--- start of RECORD SET ---

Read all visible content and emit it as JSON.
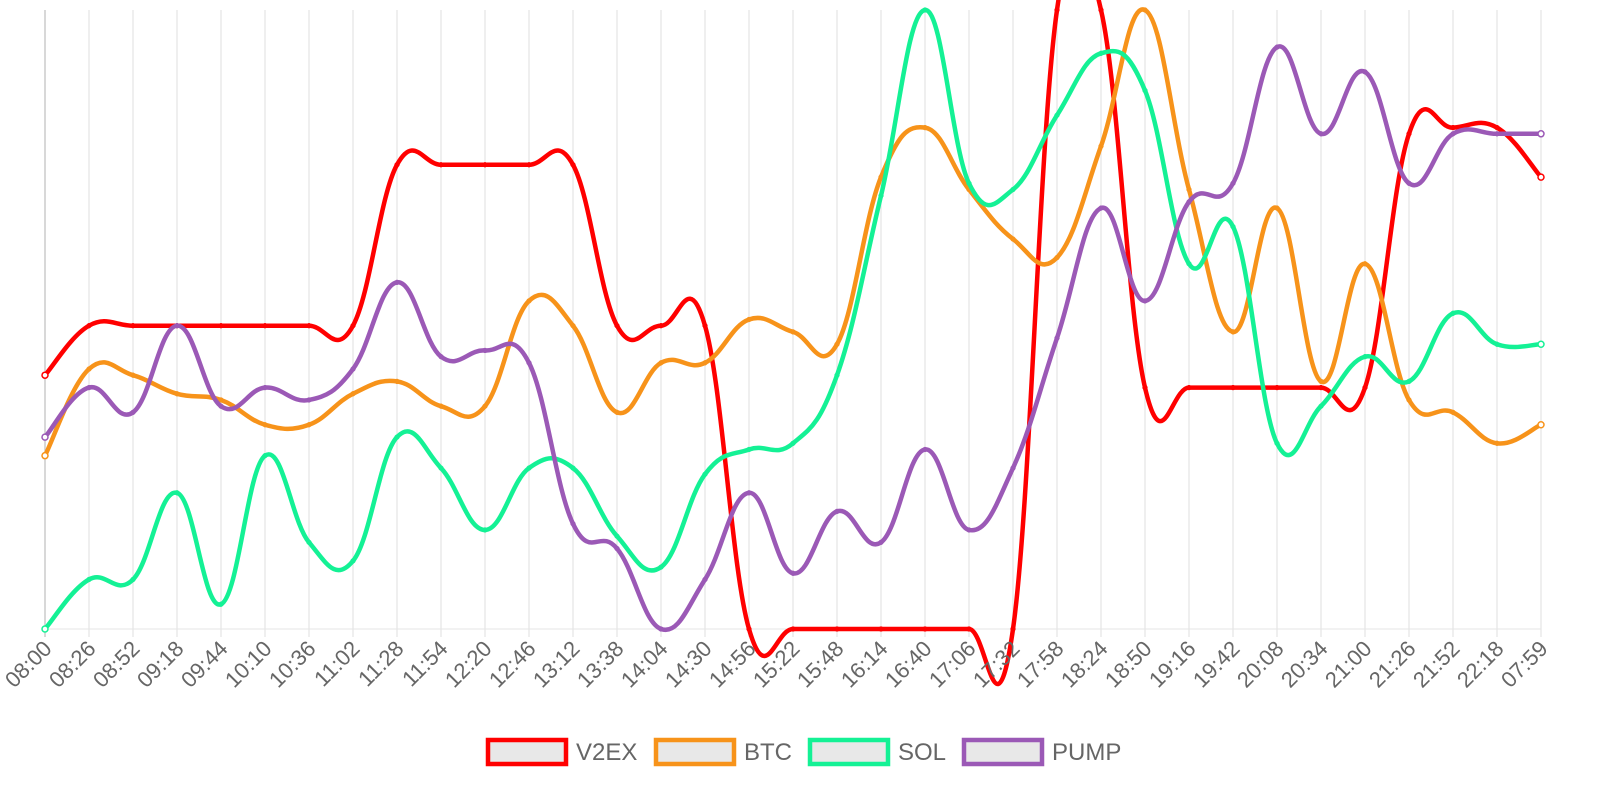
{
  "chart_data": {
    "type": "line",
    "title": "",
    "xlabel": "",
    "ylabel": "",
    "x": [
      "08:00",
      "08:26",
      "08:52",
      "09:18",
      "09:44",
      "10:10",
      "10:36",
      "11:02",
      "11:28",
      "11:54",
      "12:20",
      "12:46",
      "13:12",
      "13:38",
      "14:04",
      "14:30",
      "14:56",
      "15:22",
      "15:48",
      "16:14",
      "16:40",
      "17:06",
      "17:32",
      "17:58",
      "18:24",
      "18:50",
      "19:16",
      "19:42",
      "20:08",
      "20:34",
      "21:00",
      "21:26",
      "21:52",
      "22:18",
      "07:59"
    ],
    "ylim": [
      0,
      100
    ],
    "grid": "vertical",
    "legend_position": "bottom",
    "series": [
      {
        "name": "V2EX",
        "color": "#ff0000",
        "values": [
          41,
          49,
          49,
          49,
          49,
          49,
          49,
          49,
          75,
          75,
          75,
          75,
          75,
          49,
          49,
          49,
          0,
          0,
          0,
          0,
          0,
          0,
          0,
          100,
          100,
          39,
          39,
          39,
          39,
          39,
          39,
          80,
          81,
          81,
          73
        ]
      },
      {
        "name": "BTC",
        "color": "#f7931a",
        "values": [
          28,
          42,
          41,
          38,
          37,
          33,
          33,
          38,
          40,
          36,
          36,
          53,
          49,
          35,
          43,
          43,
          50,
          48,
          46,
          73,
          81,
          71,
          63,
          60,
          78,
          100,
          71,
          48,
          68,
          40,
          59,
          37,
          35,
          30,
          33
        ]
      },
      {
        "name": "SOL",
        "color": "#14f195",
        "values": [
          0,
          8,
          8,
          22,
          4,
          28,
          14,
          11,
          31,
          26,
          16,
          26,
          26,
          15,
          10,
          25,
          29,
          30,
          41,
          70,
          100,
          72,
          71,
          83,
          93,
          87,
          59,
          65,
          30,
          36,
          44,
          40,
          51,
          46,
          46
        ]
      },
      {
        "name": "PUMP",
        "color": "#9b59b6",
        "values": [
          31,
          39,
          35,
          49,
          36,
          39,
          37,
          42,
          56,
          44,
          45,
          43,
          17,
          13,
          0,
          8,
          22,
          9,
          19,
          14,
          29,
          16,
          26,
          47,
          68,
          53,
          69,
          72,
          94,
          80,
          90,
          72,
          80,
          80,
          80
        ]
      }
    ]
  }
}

--- end of RECORD SET ---
--- start of RECORD SET ---

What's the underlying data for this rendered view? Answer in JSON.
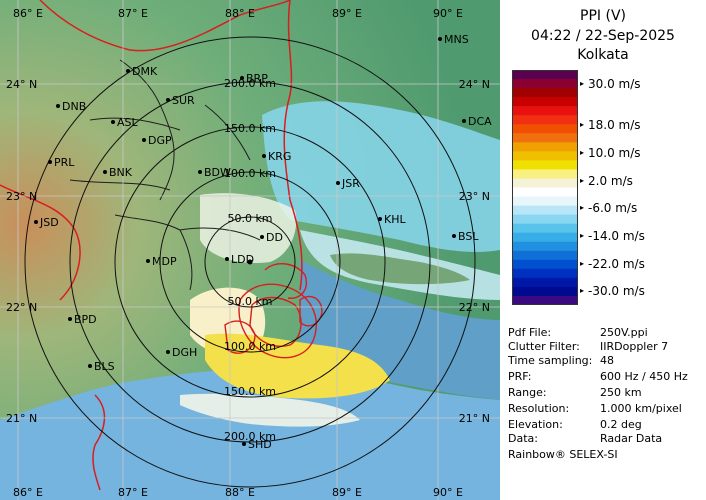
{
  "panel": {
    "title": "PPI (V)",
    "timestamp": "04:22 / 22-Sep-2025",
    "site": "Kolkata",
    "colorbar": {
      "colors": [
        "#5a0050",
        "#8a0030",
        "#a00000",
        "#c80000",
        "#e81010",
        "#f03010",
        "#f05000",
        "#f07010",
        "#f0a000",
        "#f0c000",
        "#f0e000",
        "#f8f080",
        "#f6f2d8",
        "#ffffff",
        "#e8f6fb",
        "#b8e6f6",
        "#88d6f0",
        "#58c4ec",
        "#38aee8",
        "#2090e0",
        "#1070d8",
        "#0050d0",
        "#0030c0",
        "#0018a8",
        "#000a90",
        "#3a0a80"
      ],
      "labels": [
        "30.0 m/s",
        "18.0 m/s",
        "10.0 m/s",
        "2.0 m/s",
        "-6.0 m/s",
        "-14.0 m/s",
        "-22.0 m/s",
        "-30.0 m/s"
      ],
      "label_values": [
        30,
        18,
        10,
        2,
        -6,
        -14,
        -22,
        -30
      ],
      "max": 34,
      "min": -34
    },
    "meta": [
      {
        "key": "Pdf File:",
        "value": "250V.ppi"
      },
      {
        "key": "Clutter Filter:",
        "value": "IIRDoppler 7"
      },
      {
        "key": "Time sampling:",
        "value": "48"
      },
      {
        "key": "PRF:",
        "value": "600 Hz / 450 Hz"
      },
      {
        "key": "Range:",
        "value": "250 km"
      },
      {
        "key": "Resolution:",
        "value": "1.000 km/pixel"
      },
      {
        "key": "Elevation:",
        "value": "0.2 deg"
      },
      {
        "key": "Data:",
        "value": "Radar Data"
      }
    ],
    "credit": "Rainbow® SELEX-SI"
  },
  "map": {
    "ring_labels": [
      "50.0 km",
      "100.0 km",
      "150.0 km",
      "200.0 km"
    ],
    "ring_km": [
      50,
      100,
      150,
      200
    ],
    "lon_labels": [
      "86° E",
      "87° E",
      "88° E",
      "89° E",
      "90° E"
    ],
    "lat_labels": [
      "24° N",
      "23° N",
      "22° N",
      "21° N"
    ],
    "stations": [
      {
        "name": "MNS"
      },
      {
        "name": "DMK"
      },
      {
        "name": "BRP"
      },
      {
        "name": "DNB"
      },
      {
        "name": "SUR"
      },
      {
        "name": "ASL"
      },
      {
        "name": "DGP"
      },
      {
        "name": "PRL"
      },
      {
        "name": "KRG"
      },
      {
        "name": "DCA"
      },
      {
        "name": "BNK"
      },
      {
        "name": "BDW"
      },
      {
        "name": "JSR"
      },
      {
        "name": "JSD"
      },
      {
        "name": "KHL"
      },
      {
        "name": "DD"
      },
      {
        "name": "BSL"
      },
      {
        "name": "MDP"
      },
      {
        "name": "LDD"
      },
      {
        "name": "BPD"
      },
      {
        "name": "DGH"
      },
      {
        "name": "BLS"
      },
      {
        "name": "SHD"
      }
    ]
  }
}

--- end of RECORD SET ---

### GOAL OF THE EXERCISE
Tally the lines containing "JSON". Provide the number without any other words.

### EXERCISE OUTPUT
2